--- Objective ---
Work through the records below and tally every line containing "Mayo". Reply with the total alone.
--- begin Extracted material ---
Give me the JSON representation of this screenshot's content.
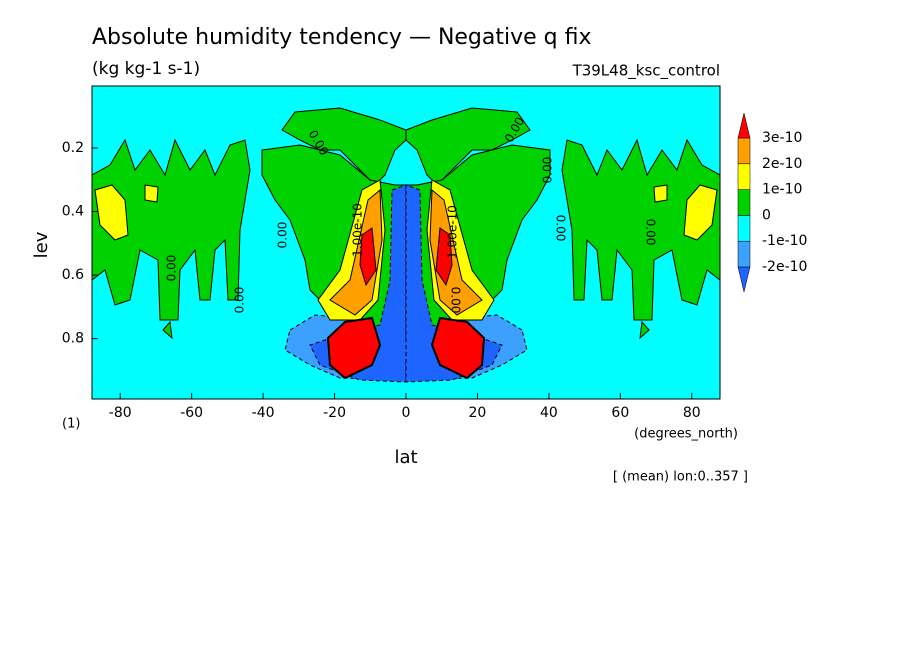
{
  "chart_data": {
    "type": "contour",
    "title": "Absolute humidity tendency — Negative q fix",
    "subtitle": "(kg kg-1 s-1)",
    "run_label": "T39L48_ksc_control",
    "x_label": "lat",
    "x_units": "(degrees_north)",
    "y_label": "lev",
    "y_units": "(1)",
    "footnote": "[ (mean) lon:0..357 ]",
    "xlim": [
      -87.9,
      87.9
    ],
    "ylim": [
      0.005,
      0.99
    ],
    "y_inverted": true,
    "xticks": [
      -80,
      -60,
      -40,
      -20,
      0,
      20,
      40,
      60,
      80
    ],
    "yticks": [
      0.2,
      0.4,
      0.6,
      0.8
    ],
    "levels": [
      {
        "value": -2e-10,
        "label": "-2e-10"
      },
      {
        "value": -1e-10,
        "label": "-1e-10"
      },
      {
        "value": 0,
        "label": "0"
      },
      {
        "value": 1e-10,
        "label": "1e-10"
      },
      {
        "value": 2e-10,
        "label": "2e-10"
      },
      {
        "value": 3e-10,
        "label": "3e-10"
      }
    ],
    "colors": [
      "#1e64ff",
      "#3ca0ff",
      "#00ffff",
      "#00d200",
      "#ffff00",
      "#ffa000",
      "#ff0000"
    ],
    "contour_labels": [
      "0.00",
      "0.00",
      "0.00",
      "0.00",
      "0.00",
      "0.00",
      "0.00",
      "0.00",
      "0.00",
      "1.00e-10",
      "1.00e-10"
    ]
  }
}
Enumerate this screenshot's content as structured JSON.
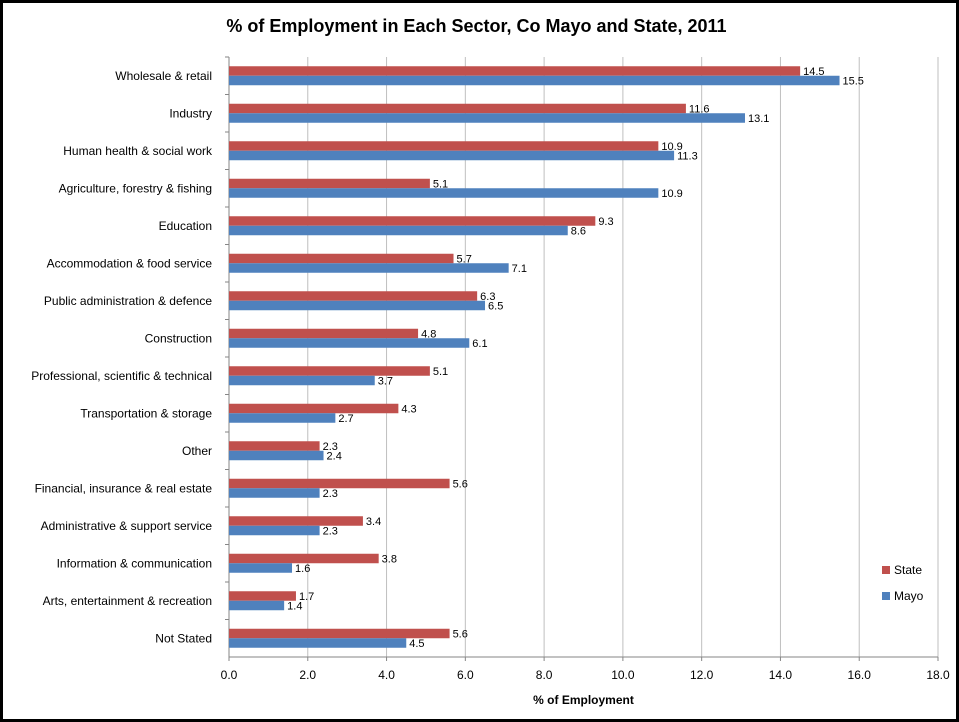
{
  "chart_data": {
    "type": "bar",
    "orientation": "horizontal",
    "title": "% of Employment in Each Sector, Co Mayo and State, 2011",
    "xlabel": "% of Employment",
    "ylabel": "",
    "xlim": [
      0,
      18
    ],
    "xticks": [
      "0.0",
      "2.0",
      "4.0",
      "6.0",
      "8.0",
      "10.0",
      "12.0",
      "14.0",
      "16.0",
      "18.0"
    ],
    "grid": true,
    "legend_position": "right",
    "categories": [
      "Wholesale & retail",
      "Industry",
      "Human health & social work",
      "Agriculture, forestry & fishing",
      "Education",
      "Accommodation & food service",
      "Public administration & defence",
      "Construction",
      "Professional, scientific & technical",
      "Transportation & storage",
      "Other",
      "Financial, insurance & real estate",
      "Administrative & support service",
      "Information & communication",
      "Arts, entertainment & recreation",
      "Not Stated"
    ],
    "series": [
      {
        "name": "State",
        "color": "#c0504d",
        "values": [
          14.5,
          11.6,
          10.9,
          5.1,
          9.3,
          5.7,
          6.3,
          4.8,
          5.1,
          4.3,
          2.3,
          5.6,
          3.4,
          3.8,
          1.7,
          5.6
        ]
      },
      {
        "name": "Mayo",
        "color": "#4f81bd",
        "values": [
          15.5,
          13.1,
          11.3,
          10.9,
          8.6,
          7.1,
          6.5,
          6.1,
          3.7,
          2.7,
          2.4,
          2.3,
          2.3,
          1.6,
          1.4,
          4.5
        ]
      }
    ]
  }
}
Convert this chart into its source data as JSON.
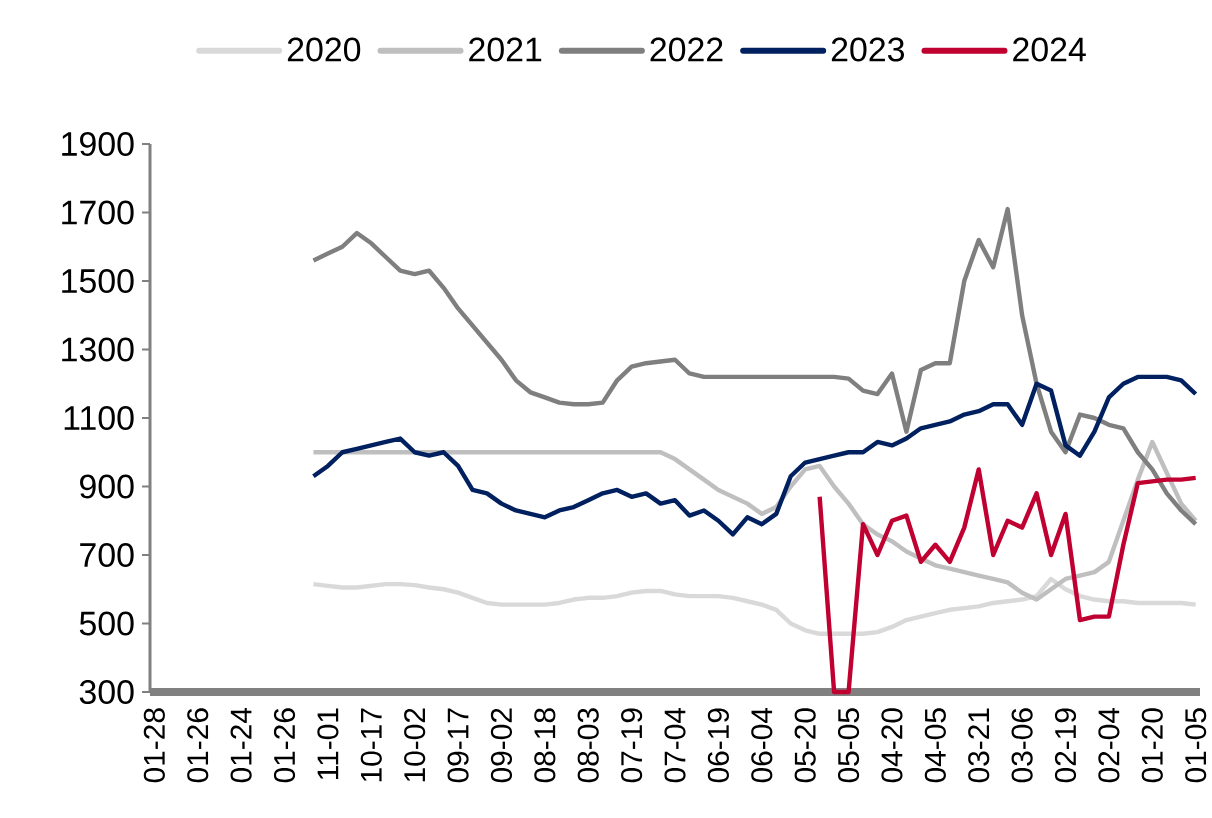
{
  "chart_data": {
    "type": "line",
    "categories": [
      "01-28",
      null,
      null,
      "01-26",
      null,
      null,
      "01-24",
      null,
      null,
      "01-26",
      null,
      null,
      "11-01",
      null,
      null,
      "10-17",
      null,
      null,
      "10-02",
      null,
      null,
      "09-17",
      null,
      null,
      "09-02",
      null,
      null,
      "08-18",
      null,
      null,
      "08-03",
      null,
      null,
      "07-19",
      null,
      null,
      "07-04",
      null,
      null,
      "06-19",
      null,
      null,
      "06-04",
      null,
      null,
      "05-20",
      null,
      null,
      "05-05",
      null,
      null,
      "04-20",
      null,
      null,
      "04-05",
      null,
      null,
      "03-21",
      null,
      null,
      "03-06",
      null,
      null,
      "02-19",
      null,
      null,
      "02-04",
      null,
      null,
      "01-20",
      null,
      null,
      "01-05"
    ],
    "series": [
      {
        "name": "2020",
        "color": "#d9d9d9",
        "values": [
          null,
          null,
          null,
          null,
          null,
          null,
          null,
          null,
          null,
          null,
          null,
          615,
          610,
          605,
          605,
          610,
          615,
          615,
          612,
          605,
          600,
          590,
          575,
          560,
          555,
          555,
          555,
          555,
          560,
          570,
          575,
          575,
          580,
          590,
          595,
          595,
          585,
          580,
          580,
          580,
          575,
          565,
          555,
          540,
          500,
          480,
          470,
          470,
          470,
          470,
          475,
          490,
          510,
          520,
          530,
          540,
          545,
          550,
          560,
          565,
          570,
          580,
          630,
          600,
          580,
          570,
          565,
          565,
          560,
          560,
          560,
          560,
          555
        ]
      },
      {
        "name": "2021",
        "color": "#bfbfbf",
        "values": [
          null,
          null,
          null,
          null,
          null,
          null,
          null,
          null,
          null,
          null,
          null,
          1000,
          1000,
          1000,
          1000,
          1000,
          1000,
          1000,
          1000,
          1000,
          1000,
          1000,
          1000,
          1000,
          1000,
          1000,
          1000,
          1000,
          1000,
          1000,
          1000,
          1000,
          1000,
          1000,
          1000,
          1000,
          980,
          950,
          920,
          890,
          870,
          850,
          820,
          840,
          900,
          950,
          960,
          900,
          850,
          790,
          760,
          740,
          710,
          690,
          670,
          660,
          650,
          640,
          630,
          620,
          590,
          570,
          600,
          630,
          640,
          650,
          680,
          800,
          920,
          1030,
          940,
          850,
          800
        ]
      },
      {
        "name": "2022",
        "color": "#7f7f7f",
        "values": [
          null,
          null,
          null,
          null,
          null,
          null,
          null,
          null,
          null,
          null,
          null,
          1560,
          1580,
          1600,
          1640,
          1610,
          1570,
          1530,
          1520,
          1530,
          1480,
          1420,
          1370,
          1320,
          1270,
          1210,
          1175,
          1160,
          1145,
          1140,
          1140,
          1145,
          1210,
          1250,
          1260,
          1265,
          1270,
          1230,
          1220,
          1220,
          1220,
          1220,
          1220,
          1220,
          1220,
          1220,
          1220,
          1220,
          1215,
          1180,
          1170,
          1230,
          1060,
          1240,
          1260,
          1260,
          1500,
          1620,
          1540,
          1710,
          1400,
          1200,
          1060,
          1000,
          1110,
          1100,
          1080,
          1070,
          1000,
          950,
          880,
          830,
          790
        ]
      },
      {
        "name": "2023",
        "color": "#002060",
        "values": [
          null,
          null,
          null,
          null,
          null,
          null,
          null,
          null,
          null,
          null,
          null,
          930,
          960,
          1000,
          1010,
          1020,
          1030,
          1040,
          1000,
          990,
          1000,
          960,
          890,
          880,
          850,
          830,
          820,
          810,
          830,
          840,
          860,
          880,
          890,
          870,
          880,
          850,
          860,
          815,
          830,
          800,
          760,
          810,
          790,
          820,
          930,
          970,
          980,
          990,
          1000,
          1000,
          1030,
          1020,
          1040,
          1070,
          1080,
          1090,
          1110,
          1120,
          1140,
          1140,
          1080,
          1200,
          1180,
          1020,
          990,
          1060,
          1160,
          1200,
          1220,
          1220,
          1220,
          1210,
          1170
        ]
      },
      {
        "name": "2024",
        "color": "#c00030",
        "values": [
          null,
          null,
          null,
          null,
          null,
          null,
          null,
          null,
          null,
          null,
          null,
          null,
          null,
          null,
          null,
          null,
          null,
          null,
          null,
          null,
          null,
          null,
          null,
          null,
          null,
          null,
          null,
          null,
          null,
          null,
          null,
          null,
          null,
          null,
          null,
          null,
          null,
          null,
          null,
          null,
          null,
          null,
          null,
          null,
          null,
          null,
          870,
          300,
          300,
          790,
          700,
          800,
          815,
          680,
          730,
          680,
          780,
          950,
          700,
          800,
          780,
          880,
          700,
          820,
          510,
          520,
          520,
          730,
          910,
          915,
          920,
          920,
          925
        ]
      }
    ],
    "ylim": [
      300,
      1900
    ],
    "yticks": [
      300,
      500,
      700,
      900,
      1100,
      1300,
      1500,
      1700,
      1900
    ],
    "legend": "top"
  }
}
--- end Extracted material ---
--- Finished answer ---
2